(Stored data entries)
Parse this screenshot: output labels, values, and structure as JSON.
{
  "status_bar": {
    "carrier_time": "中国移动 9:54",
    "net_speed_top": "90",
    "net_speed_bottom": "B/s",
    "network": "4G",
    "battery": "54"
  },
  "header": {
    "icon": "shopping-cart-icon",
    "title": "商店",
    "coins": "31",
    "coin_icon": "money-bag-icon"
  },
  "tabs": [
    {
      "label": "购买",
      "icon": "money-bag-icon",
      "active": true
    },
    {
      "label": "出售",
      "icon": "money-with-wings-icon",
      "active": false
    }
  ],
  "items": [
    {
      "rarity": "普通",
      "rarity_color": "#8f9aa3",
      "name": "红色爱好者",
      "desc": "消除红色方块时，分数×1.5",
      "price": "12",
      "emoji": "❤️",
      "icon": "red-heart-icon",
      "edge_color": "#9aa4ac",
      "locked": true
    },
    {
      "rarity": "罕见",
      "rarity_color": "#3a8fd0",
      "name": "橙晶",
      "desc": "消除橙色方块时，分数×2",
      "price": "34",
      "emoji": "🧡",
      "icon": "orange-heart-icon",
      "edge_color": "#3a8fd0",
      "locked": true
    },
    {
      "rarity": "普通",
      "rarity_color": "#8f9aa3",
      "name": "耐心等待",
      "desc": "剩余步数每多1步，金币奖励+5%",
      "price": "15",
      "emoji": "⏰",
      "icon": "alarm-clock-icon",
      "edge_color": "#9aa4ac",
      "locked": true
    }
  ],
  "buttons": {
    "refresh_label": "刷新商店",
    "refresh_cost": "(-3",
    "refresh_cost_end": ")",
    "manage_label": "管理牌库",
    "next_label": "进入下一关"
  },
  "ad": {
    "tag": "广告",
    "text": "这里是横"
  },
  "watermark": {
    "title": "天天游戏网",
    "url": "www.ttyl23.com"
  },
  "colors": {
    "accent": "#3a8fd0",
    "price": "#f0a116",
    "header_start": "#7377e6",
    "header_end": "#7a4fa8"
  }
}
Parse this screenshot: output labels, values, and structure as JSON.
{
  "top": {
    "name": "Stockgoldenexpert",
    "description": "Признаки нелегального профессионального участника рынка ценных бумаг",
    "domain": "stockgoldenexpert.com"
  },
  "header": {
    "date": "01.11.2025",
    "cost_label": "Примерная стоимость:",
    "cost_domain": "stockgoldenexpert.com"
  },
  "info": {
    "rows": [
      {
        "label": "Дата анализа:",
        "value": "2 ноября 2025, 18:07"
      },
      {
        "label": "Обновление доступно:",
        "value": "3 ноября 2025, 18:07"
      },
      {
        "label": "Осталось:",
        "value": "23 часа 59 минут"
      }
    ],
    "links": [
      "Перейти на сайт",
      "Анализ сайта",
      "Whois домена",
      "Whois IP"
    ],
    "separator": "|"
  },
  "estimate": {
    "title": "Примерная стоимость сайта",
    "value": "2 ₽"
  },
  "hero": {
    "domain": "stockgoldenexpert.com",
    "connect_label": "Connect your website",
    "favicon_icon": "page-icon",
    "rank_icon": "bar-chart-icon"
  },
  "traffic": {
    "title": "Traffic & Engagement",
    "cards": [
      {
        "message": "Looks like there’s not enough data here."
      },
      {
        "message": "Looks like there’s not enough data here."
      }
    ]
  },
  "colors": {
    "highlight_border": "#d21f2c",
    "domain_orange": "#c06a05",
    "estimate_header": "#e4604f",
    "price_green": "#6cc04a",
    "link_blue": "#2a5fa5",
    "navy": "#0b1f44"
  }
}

BRIEF: Copy out all of the records above with nothing altered.

TASK RESULT:
Parse this screenshot: output labels, values, and structure as JSON.
{
  "status_bar": {
    "carrier_time": "中国移动 9:54",
    "net_speed_top": "90",
    "net_speed_bottom": "B/s",
    "network": "4G",
    "battery": "54"
  },
  "header": {
    "icon": "shopping-cart-icon",
    "title": "商店",
    "coins": "31",
    "coin_icon": "money-bag-icon"
  },
  "tabs": [
    {
      "label": "购买",
      "icon": "money-bag-icon",
      "active": true
    },
    {
      "label": "出售",
      "icon": "money-with-wings-icon",
      "active": false
    }
  ],
  "items": [
    {
      "rarity": "普通",
      "rarity_color": "#8f9aa3",
      "name": "红色爱好者",
      "desc": "消除红色方块时，分数×1.5",
      "price": "12",
      "emoji": "❤️",
      "icon": "red-heart-icon",
      "edge_color": "#9aa4ac",
      "locked": true
    },
    {
      "rarity": "罕见",
      "rarity_color": "#3a8fd0",
      "name": "橙晶",
      "desc": "消除橙色方块时，分数×2",
      "price": "34",
      "emoji": "🧡",
      "icon": "orange-heart-icon",
      "edge_color": "#3a8fd0",
      "locked": true
    },
    {
      "rarity": "普通",
      "rarity_color": "#8f9aa3",
      "name": "耐心等待",
      "desc": "剩余步数每多1步，金币奖励+5%",
      "price": "15",
      "emoji": "⏰",
      "icon": "alarm-clock-icon",
      "edge_color": "#9aa4ac",
      "locked": true
    }
  ],
  "buttons": {
    "refresh_label": "刷新商店",
    "refresh_cost": "(-3",
    "refresh_cost_end": ")",
    "manage_label": "管理牌库",
    "next_label": "进入下一关"
  },
  "ad": {
    "tag": "广告",
    "text": "这里是横"
  },
  "watermark": {
    "title": "天天游戏网",
    "url": "www.ttyl23.com"
  },
  "colors": {
    "accent": "#3a8fd0",
    "price": "#f0a116",
    "header_start": "#7377e6",
    "header_end": "#7a4fa8"
  }
}
Parse this screenshot: output labels, values, and structure as JSON.
{
  "top": {
    "name": "Stockgoldenexpert",
    "description": "Признаки нелегального профессионального участника рынка ценных бумаг",
    "domain": "stockgoldenexpert.com"
  },
  "header": {
    "date": "01.11.2025",
    "cost_label": "Примерная стоимость:",
    "cost_domain": "stockgoldenexpert.com"
  },
  "info": {
    "rows": [
      {
        "label": "Дата анализа:",
        "value": "2 ноября 2025, 18:07"
      },
      {
        "label": "Обновление доступно:",
        "value": "3 ноября 2025, 18:07"
      },
      {
        "label": "Осталось:",
        "value": "23 часа 59 минут"
      }
    ],
    "links": [
      "Перейти на сайт",
      "Анализ сайта",
      "Whois домена",
      "Whois IP"
    ],
    "separator": "|"
  },
  "estimate": {
    "title": "Примерная стоимость сайта",
    "value": "2 ₽"
  },
  "hero": {
    "domain": "stockgoldenexpert.com",
    "connect_label": "Connect your website",
    "favicon_icon": "page-icon",
    "rank_icon": "bar-chart-icon"
  },
  "traffic": {
    "title": "Traffic & Engagement",
    "cards": [
      {
        "message": "Looks like there’s not enough data here."
      },
      {
        "message": "Looks like there’s not enough data here."
      }
    ]
  },
  "colors": {
    "highlight_border": "#d21f2c",
    "domain_orange": "#c06a05",
    "estimate_header": "#e4604f",
    "price_green": "#6cc04a",
    "link_blue": "#2a5fa5",
    "navy": "#0b1f44"
  }
}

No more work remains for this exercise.